Set out each line from the following listing that includes the word "Czas".

--------------------------------

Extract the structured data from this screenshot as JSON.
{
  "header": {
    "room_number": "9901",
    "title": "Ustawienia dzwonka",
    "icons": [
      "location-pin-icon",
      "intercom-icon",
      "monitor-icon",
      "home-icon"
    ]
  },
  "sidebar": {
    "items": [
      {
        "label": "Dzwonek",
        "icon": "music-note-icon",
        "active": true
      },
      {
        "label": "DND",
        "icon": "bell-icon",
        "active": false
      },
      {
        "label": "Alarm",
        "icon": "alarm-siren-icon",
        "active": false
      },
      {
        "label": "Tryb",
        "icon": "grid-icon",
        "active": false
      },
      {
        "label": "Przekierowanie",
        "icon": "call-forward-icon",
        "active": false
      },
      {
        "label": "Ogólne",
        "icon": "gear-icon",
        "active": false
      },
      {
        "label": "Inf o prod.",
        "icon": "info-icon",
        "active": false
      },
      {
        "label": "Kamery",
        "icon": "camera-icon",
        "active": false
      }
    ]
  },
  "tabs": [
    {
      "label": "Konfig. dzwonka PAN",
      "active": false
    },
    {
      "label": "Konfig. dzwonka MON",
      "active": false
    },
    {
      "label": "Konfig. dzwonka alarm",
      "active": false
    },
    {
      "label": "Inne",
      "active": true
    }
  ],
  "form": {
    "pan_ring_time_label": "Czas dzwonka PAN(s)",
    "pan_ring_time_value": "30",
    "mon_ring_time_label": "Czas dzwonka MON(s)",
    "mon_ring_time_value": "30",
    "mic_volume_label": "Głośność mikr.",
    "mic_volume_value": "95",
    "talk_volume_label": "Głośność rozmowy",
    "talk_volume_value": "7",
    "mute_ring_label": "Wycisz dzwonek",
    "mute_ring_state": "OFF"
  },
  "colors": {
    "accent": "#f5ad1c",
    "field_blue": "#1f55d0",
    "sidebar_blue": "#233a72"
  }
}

--------------------------------

## [The answer]
    "pan_ring_time_label": "Czas dzwonka PAN(s)",
    "mon_ring_time_label": "Czas dzwonka MON(s)",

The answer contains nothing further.